Check each line of the listing, and copy it if it contains the word "gerak".

#### Data shown

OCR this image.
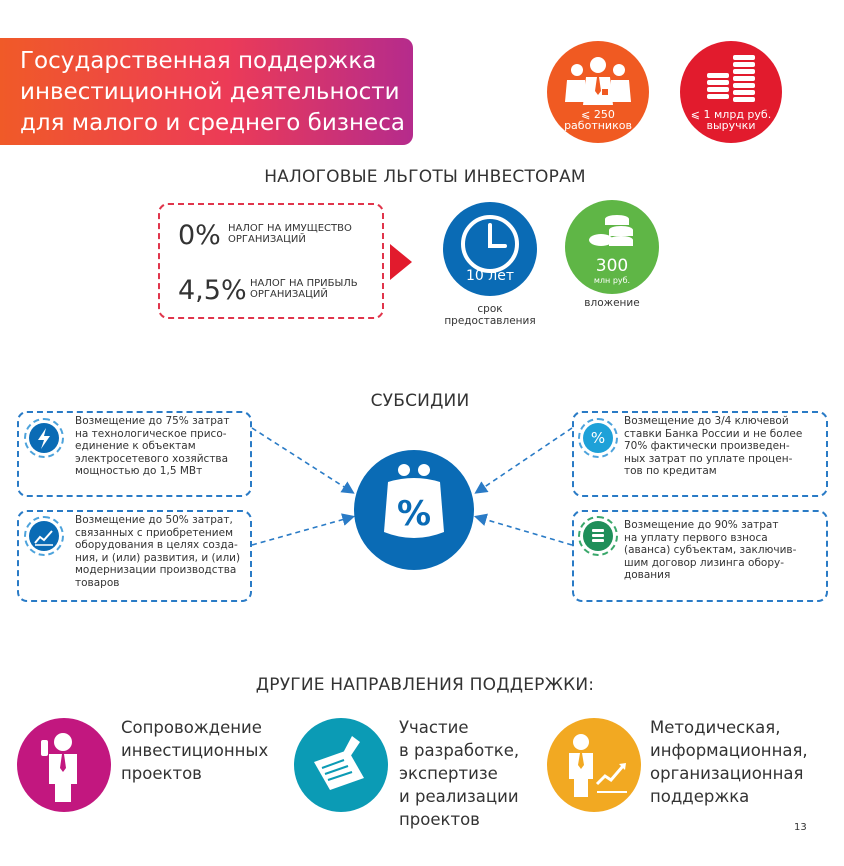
Государственная поддержка
инвестиционной деятельности
для малого и среднего бизнеса	⩽ 250
работников
⩽ 1 млрд руб.
выручки
НАЛОГОВЫЕ ЛЬГОТЫ ИНВЕСТОРАМ
0% НАЛОГ НА ИМУЩЕСТВО
ОРГАНИЗАЦИЙ
4,5% НАЛОГ НА ПРИБЫЛЬ
ОРГАНИЗАЦИЙ
10 лет
срок
предоставления
300
млн руб.
вложение
СУБСИДИИ
%
Возмещение до 75% затрат
на технологическое присо-
единение к объектам
электросетевого хозяйства
мощностью до 1,5 МВт
Возмещение до 50% затрат,
связанных с приобретением
оборудования в целях созда-
ния, и (или) развития, и (или)
модернизации производства
товаров
%
Возмещение до 3/4 ключевой
ставки Банка России и не более
70% фактически произведен-
ных затрат по уплате процен-
тов по кредитам
Возмещение до 90% затрат
на уплату первого взноса
(аванса) субъектам, заключив-
шим договор лизинга обору-
дования
ДРУГИЕ НАПРАВЛЕНИЯ ПОДДЕРЖКИ:
Сопровождение
инвестиционных
проектов
Участие
в разработке,
экспертизе
и реализации
проектов
Методическая,
информационная,
организационная
поддержка
13
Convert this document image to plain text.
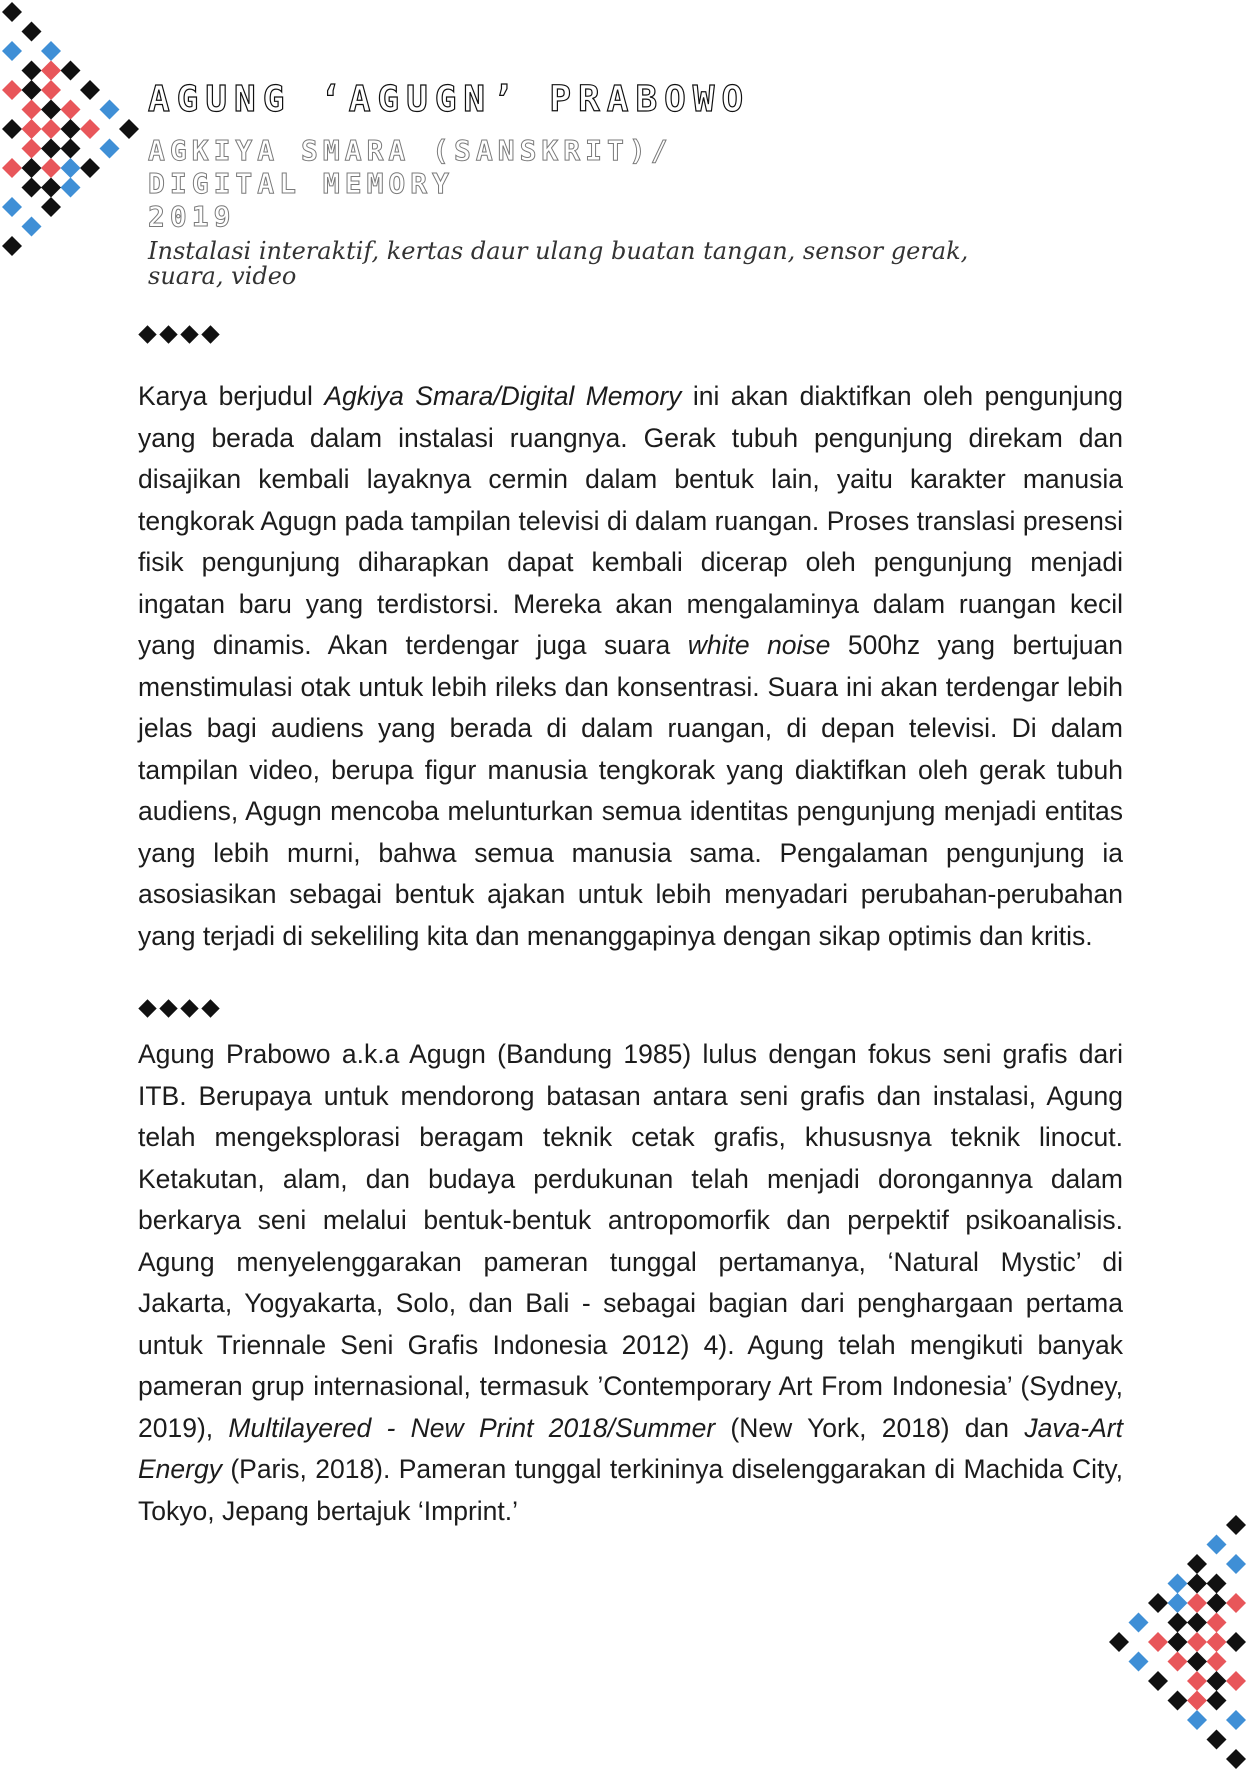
AGUNG ‘AGUGN’ PRABOWO

AGKIYA SMARA (SANSKRIT)/

DIGITAL MEMORY

2019

Instalasi interaktif, kertas daur ulang buatan tangan, sensor gerak, suara, video

Karya berjudul Agkiya Smara/Digital Memory ini akan diaktifkan oleh pengunjung yang berada dalam instalasi ruangnya. Gerak tubuh pengunjung direkam dan disajikan kembali layaknya cermin dalam bentuk lain, yaitu karakter manusia tengkorak Agugn pada tampilan televisi di dalam ruangan. Proses translasi presensi fisik pengunjung diharapkan dapat kembali dicerap oleh pengunjung menjadi ingatan baru yang terdistorsi. Mereka akan mengalaminya dalam ruangan kecil yang dinamis. Akan terdengar juga suara white noise 500hz yang bertujuan menstimulasi otak untuk lebih rileks dan konsentrasi. Suara ini akan terdengar lebih jelas bagi audiens yang berada di dalam ruangan, di depan televisi. Di dalam tampilan video, berupa figur manusia tengkorak yang diaktifkan oleh gerak tubuh audiens, Agugn mencoba melunturkan semua identitas pengunjung menjadi entitas yang lebih murni, bahwa semua manusia sama. Pengalaman pengunjung ia asosiasikan sebagai bentuk ajakan untuk lebih menyadari perubahan-perubahan yang terjadi di sekeliling kita dan menanggapinya dengan sikap optimis dan kritis.

Agung Prabowo a.k.a Agugn (Bandung 1985) lulus dengan fokus seni grafis dari ITB. Berupaya untuk mendorong batasan antara seni grafis dan instalasi, Agung telah mengeksplorasi beragam teknik cetak grafis, khususnya teknik linocut. Ketakutan, alam, dan budaya perdukunan telah menjadi dorongannya dalam berkarya seni melalui bentuk-bentuk antropomorfik dan perpektif psikoanalisis. Agung menyelenggarakan pameran tunggal pertamanya, ‘Natural Mystic’ di Jakarta, Yogyakarta, Solo, dan Bali - sebagai bagian dari penghargaan pertama untuk Triennale Seni Grafis Indonesia 2012) 4). Agung telah mengikuti banyak pameran grup internasional, termasuk ’Contemporary Art From Indonesia’ (Sydney, 2019), Multilayered - New Print 2018/Summer (New York, 2018) dan Java-Art Energy (Paris, 2018). Pameran tunggal terkininya diselenggarakan di Machida City, Tokyo, Jepang bertajuk ‘Imprint.’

########

◆ Answer to the task:
Instalasi interaktif, kertas daur ulang buatan tangan, sensor gerak, suara, video
Karya berjudul Agkiya Smara/Digital Memory ini akan diaktifkan oleh pengunjung yang berada dalam instalasi ruangnya. Gerak tubuh pengunjung direkam dan disajikan kembali layaknya cermin dalam bentuk lain, yaitu karakter manusia tengkorak Agugn pada tampilan televisi di dalam ruangan. Proses translasi presensi fisik pengunjung diharapkan dapat kembali dicerap oleh pengunjung menjadi ingatan baru yang terdistorsi. Mereka akan mengalaminya dalam ruangan kecil yang dinamis. Akan terdengar juga suara white noise 500hz yang bertujuan menstimulasi otak untuk lebih rileks dan konsentrasi. Suara ini akan terdengar lebih jelas bagi audiens yang berada di dalam ruangan, di depan televisi. Di dalam tampilan video, berupa figur manusia tengkorak yang diaktifkan oleh gerak tubuh audiens, Agugn mencoba melunturkan semua identitas pengunjung menjadi entitas yang lebih murni, bahwa semua manusia sama. Pengalaman pengunjung ia asosiasikan sebagai bentuk ajakan untuk lebih menyadari perubahan-perubahan yang terjadi di sekeliling kita dan menanggapinya dengan sikap optimis dan kritis.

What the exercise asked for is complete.